_TEXTO DE LEITURA_
════

07/04/2014
Francisco Daudt
O que aconteceu com a morte, que nem é mais permitida aos animais que sofrem, que dirá a nós humanos?
"Ele tem dezesseis anos, um câncer de boca horroroso, aberto, fedendo, mal anda por causa das metástases, mas o médico disse que faz a remoção da mandíbula e uma abertura no estômago para ele se alimentar. Eu queria que ele morresse logo, não tenho dinheiro, mas... e a culpa?"
Meu choque diante dessa história é que se trata de um cão mais que centenário, sofrendo, alugando e atormentando a vida da minha paciente.
O que aconteceu com a morte, que nem é mais permitida aos animais que sofrem, que dirá a nós humanos?
Ano de 1973, um dos meus pacientes no Hospital de Bonsucesso era um velhinho caquético com câncer de fígado que finalmente teve uma parada cardíaca na minha frente.
Iniciei logo os processos de reanimação (massagem cardíaca etc.). Debalde. O chefe de clínica, meu hoje amigo Prof. Alvariz, me chamou: "Daudt, aquilo não se chama parada cardíaca. Chama-se MORTE. É necessário saber a diferença".
Parece que nós médicos em particular, e a sociedade em geral, perdemos a noção dessa preciosa diferença, e estamos infligindo um tormento artificial a nós mesmos e aos infelizes sob nossos cuidados.
Aos médicos, a diferença não é ensinada nas faculdades. Pelo contrário. A morte é vista como uma inimiga a ser combatida a quaisquer "custo$", saído dos nossos bolsos (impostos e sua bitributação, os planos de saúde).

════

_MATERIAL FORNECIDO_

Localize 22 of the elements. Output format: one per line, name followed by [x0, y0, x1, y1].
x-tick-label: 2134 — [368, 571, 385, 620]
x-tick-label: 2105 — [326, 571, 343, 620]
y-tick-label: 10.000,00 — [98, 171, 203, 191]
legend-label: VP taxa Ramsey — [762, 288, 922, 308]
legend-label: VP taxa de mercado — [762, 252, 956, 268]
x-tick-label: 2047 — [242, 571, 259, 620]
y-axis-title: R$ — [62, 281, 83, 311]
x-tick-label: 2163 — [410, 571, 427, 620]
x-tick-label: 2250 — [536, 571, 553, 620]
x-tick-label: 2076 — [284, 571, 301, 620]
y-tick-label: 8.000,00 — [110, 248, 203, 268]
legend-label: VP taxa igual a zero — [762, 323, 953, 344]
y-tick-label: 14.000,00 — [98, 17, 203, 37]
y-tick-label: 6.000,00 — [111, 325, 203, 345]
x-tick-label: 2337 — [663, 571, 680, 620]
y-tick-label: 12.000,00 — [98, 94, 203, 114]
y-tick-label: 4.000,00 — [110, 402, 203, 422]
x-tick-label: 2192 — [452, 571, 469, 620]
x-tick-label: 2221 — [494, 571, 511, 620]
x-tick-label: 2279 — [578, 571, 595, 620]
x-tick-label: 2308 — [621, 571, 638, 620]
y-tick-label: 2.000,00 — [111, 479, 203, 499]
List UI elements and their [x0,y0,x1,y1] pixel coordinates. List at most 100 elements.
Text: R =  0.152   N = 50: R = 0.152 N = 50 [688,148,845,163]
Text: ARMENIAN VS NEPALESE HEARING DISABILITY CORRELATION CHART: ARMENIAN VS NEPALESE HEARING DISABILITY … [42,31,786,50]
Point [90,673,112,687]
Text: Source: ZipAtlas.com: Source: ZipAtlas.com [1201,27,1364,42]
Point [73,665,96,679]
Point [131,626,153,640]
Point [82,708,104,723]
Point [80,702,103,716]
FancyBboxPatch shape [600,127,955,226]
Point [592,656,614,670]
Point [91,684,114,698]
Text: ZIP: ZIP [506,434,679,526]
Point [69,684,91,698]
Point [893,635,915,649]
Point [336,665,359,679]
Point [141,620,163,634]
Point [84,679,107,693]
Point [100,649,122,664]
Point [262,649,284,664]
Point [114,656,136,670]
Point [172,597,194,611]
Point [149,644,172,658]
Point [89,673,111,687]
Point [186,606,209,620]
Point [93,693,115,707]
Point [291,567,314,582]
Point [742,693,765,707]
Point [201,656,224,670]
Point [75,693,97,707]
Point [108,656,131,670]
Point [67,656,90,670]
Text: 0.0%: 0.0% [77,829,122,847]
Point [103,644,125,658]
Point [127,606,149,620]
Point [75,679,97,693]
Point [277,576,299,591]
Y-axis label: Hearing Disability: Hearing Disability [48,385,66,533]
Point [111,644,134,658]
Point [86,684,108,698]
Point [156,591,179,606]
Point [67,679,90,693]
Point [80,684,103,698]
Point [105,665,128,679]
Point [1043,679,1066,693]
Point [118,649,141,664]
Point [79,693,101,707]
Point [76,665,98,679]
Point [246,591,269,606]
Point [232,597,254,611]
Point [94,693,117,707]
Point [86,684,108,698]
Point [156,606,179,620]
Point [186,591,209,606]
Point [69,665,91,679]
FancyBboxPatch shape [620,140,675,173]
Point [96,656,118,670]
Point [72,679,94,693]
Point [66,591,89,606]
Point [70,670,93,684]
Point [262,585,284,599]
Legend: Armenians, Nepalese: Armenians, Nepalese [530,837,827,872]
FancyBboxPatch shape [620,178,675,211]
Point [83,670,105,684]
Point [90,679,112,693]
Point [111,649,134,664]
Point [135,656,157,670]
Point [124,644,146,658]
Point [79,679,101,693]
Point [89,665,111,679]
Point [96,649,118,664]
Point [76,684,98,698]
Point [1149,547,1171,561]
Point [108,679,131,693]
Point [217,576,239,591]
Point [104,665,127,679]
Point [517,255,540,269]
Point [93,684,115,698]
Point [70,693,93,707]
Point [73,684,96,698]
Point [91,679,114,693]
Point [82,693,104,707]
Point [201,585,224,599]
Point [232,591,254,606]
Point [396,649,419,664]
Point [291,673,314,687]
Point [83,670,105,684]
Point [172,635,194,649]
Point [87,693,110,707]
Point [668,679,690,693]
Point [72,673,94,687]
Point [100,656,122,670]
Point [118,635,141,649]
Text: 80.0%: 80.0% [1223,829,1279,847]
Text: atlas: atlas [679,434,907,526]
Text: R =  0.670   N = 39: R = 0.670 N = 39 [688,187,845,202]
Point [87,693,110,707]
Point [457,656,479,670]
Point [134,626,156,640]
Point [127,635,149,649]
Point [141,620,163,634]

════

_TAREFA PROPOSTA 1_
Responda com base no texto sobre a morte:
(a) Que idade tem o cão da paciente?
(b) Em que ano e em que hospital o autor atendia o paciente com câncer de fígado?
(c) De onde saem os "custo$" mencionados no último parágrafo?
_TAREFA PROPOSTA 2_
Prolongue o texto sobre a morte a partir do ponto em que ele termina, mantendo o mesmo tom e a primeira pessoa.

_RESPOSTA ESPERADA 1_
(a) Dezesseis anos.
(b) Em 1973, no Hospital de Bonsucesso.
(c) Dos nossos bolsos, isto é, dos impostos e sua bitributação e dos planos de saúde.

_RESPOSTA ESPERADA 2_
E o inferno não atinge só os terminais. Meu horror aumentou ao perceber que ele se estende aos iniciais que não deveriam ter iniciado.
A mãe natureza vem expulsando embriões inviáveis desde sempre, em diversas fases da gestação, tanto que há um número considerável de abortos espontâneos que se passam por atrasos menstruais.
Mas uma gravidez de dois meses que se desfaz provoca lágrimas, ao invés de alívio. O aborto de fetos anencéfalos foi consentido a duras penas, e ainda revolta muitos.
A compulsão de "salvar vidas" atinge prematuros malformados (outrora inviáveis) ao ponto de vegetarem por meses ou anos até que sua "parada cardíaca" não possa mais ser impedida, aprisionando e desgraçando familiares pobres, que a eles ficam acorrentados nos institutos.
Os médicos deste circo de horrores têm um lema sinistro: "No meu plantão, não!" E se desdobram em manobras heroicas para prolongar a existência daquele ser sem perspectivas, com a crueldade adicional de dar esperança às famílias.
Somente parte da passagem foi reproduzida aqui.